◆ GIVEN REQUEST ◆
Write out the full set of records below exactly.

◆ EXTRACTED RECORDS ◆
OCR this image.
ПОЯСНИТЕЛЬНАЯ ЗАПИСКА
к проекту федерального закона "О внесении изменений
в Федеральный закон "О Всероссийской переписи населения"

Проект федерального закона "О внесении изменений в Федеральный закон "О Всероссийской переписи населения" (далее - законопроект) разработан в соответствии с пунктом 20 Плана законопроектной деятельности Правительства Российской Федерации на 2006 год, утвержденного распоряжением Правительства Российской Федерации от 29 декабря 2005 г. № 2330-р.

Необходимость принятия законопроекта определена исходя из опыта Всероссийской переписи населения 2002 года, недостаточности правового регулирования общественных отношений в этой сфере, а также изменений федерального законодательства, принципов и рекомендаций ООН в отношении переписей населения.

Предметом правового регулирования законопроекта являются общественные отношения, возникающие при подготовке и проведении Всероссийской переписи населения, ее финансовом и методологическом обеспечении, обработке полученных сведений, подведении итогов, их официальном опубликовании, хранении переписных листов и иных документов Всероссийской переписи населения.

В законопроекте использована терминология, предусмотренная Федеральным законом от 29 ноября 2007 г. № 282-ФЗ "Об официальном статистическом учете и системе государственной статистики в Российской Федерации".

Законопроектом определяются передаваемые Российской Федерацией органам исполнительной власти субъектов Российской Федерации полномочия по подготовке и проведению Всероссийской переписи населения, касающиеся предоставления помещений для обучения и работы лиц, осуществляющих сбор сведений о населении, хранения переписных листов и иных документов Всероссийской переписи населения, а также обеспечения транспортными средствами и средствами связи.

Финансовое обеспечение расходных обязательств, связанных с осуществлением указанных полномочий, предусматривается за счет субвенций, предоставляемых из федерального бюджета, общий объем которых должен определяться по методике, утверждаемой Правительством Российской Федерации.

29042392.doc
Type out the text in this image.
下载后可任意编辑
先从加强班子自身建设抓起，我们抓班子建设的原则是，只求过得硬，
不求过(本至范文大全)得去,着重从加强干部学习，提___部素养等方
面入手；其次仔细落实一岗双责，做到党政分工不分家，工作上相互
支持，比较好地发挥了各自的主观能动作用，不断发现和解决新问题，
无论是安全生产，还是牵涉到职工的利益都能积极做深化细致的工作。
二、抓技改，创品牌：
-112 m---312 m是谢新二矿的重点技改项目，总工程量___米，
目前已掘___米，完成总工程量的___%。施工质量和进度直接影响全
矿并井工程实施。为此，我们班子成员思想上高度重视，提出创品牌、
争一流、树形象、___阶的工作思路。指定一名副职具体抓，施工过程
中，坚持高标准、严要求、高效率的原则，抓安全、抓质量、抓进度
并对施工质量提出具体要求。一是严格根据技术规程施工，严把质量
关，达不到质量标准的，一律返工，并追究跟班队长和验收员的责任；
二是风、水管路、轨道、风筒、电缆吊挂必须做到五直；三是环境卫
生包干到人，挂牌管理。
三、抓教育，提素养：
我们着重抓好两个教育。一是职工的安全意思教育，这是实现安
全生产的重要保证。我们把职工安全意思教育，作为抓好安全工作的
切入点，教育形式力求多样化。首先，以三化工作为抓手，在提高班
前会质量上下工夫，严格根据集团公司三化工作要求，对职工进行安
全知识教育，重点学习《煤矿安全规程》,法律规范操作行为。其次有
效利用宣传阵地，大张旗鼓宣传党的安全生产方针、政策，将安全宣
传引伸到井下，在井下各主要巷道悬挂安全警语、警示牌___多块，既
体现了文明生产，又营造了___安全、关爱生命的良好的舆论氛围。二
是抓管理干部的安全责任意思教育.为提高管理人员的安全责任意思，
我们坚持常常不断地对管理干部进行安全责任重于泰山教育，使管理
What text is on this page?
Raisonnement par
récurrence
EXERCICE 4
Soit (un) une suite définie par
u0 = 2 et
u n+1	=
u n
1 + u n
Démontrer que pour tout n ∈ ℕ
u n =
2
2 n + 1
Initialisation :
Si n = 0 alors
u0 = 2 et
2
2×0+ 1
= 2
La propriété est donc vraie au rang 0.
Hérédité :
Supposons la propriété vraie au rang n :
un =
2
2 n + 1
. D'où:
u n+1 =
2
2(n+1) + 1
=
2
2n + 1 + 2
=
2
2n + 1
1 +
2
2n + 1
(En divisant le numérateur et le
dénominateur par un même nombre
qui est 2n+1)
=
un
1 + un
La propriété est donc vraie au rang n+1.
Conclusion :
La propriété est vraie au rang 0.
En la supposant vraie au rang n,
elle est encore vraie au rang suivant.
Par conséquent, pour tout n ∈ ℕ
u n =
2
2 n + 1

◆ OUTPUT BELOW ◆
OCR this image.
ПОЯСНИТЕЛЬНАЯ ЗАПИСКА
к проекту федерального закона "О внесении изменений
в Федеральный закон "О Всероссийской переписи населения"

Проект федерального закона "О внесении изменений в Федеральный закон "О Всероссийской переписи населения" (далее - законопроект) разработан в соответствии с пунктом 20 Плана законопроектной деятельности Правительства Российской Федерации на 2006 год, утвержденного распоряжением Правительства Российской Федерации от 29 декабря 2005 г. № 2330-р.

Необходимость принятия законопроекта определена исходя из опыта Всероссийской переписи населения 2002 года, недостаточности правового регулирования общественных отношений в этой сфере, а также изменений федерального законодательства, принципов и рекомендаций ООН в отношении переписей населения.

Предметом правового регулирования законопроекта являются общественные отношения, возникающие при подготовке и проведении Всероссийской переписи населения, ее финансовом и методологическом обеспечении, обработке полученных сведений, подведении итогов, их официальном опубликовании, хранении переписных листов и иных документов Всероссийской переписи населения.

В законопроекте использована терминология, предусмотренная Федеральным законом от 29 ноября 2007 г. № 282-ФЗ "Об официальном статистическом учете и системе государственной статистики в Российской Федерации".

Законопроектом определяются передаваемые Российской Федерацией органам исполнительной власти субъектов Российской Федерации полномочия по подготовке и проведению Всероссийской переписи населения, касающиеся предоставления помещений для обучения и работы лиц, осуществляющих сбор сведений о населении, хранения переписных листов и иных документов Всероссийской переписи населения, а также обеспечения транспортными средствами и средствами связи.

Финансовое обеспечение расходных обязательств, связанных с осуществлением указанных полномочий, предусматривается за счет субвенций, предоставляемых из федерального бюджета, общий объем которых должен определяться по методике, утверждаемой Правительством Российской Федерации.

29042392.doc
Type out the text in this image.
下载后可任意编辑
先从加强班子自身建设抓起，我们抓班子建设的原则是，只求过得硬，
不求过(本至范文大全)得去,着重从加强干部学习，提___部素养等方
面入手；其次仔细落实一岗双责，做到党政分工不分家，工作上相互
支持，比较好地发挥了各自的主观能动作用，不断发现和解决新问题，
无论是安全生产，还是牵涉到职工的利益都能积极做深化细致的工作。
二、抓技改，创品牌：
-112 m---312 m是谢新二矿的重点技改项目，总工程量___米，
目前已掘___米，完成总工程量的___%。施工质量和进度直接影响全
矿并井工程实施。为此，我们班子成员思想上高度重视，提出创品牌、
争一流、树形象、___阶的工作思路。指定一名副职具体抓，施工过程
中，坚持高标准、严要求、高效率的原则，抓安全、抓质量、抓进度
并对施工质量提出具体要求。一是严格根据技术规程施工，严把质量
关，达不到质量标准的，一律返工，并追究跟班队长和验收员的责任；
二是风、水管路、轨道、风筒、电缆吊挂必须做到五直；三是环境卫
生包干到人，挂牌管理。
三、抓教育，提素养：
我们着重抓好两个教育。一是职工的安全意思教育，这是实现安
全生产的重要保证。我们把职工安全意思教育，作为抓好安全工作的
切入点，教育形式力求多样化。首先，以三化工作为抓手，在提高班
前会质量上下工夫，严格根据集团公司三化工作要求，对职工进行安
全知识教育，重点学习《煤矿安全规程》,法律规范操作行为。其次有
效利用宣传阵地，大张旗鼓宣传党的安全生产方针、政策，将安全宣
传引伸到井下，在井下各主要巷道悬挂安全警语、警示牌___多块，既
体现了文明生产，又营造了___安全、关爱生命的良好的舆论氛围。二
是抓管理干部的安全责任意思教育.为提高管理人员的安全责任意思，
我们坚持常常不断地对管理干部进行安全责任重于泰山教育，使管理
What text is on this page?
Raisonnement par
récurrence
EXERCICE 4
Soit (un) une suite définie par
u0 = 2 et
u n+1	=
u n
1 + u n
Démontrer que pour tout n ∈ ℕ
u n =
2
2 n + 1
Initialisation :
Si n = 0 alors
u0 = 2 et
2
2×0+ 1
= 2
La propriété est donc vraie au rang 0.
Hérédité :
Supposons la propriété vraie au rang n :
un =
2
2 n + 1
. D'où:
u n+1 =
2
2(n+1) + 1
=
2
2n + 1 + 2
=
2
2n + 1
1 +
2
2n + 1
(En divisant le numérateur et le
dénominateur par un même nombre
qui est 2n+1)
=
un
1 + un
La propriété est donc vraie au rang n+1.
Conclusion :
La propriété est vraie au rang 0.
En la supposant vraie au rang n,
elle est encore vraie au rang suivant.
Par conséquent, pour tout n ∈ ℕ
u n =
2
2 n + 1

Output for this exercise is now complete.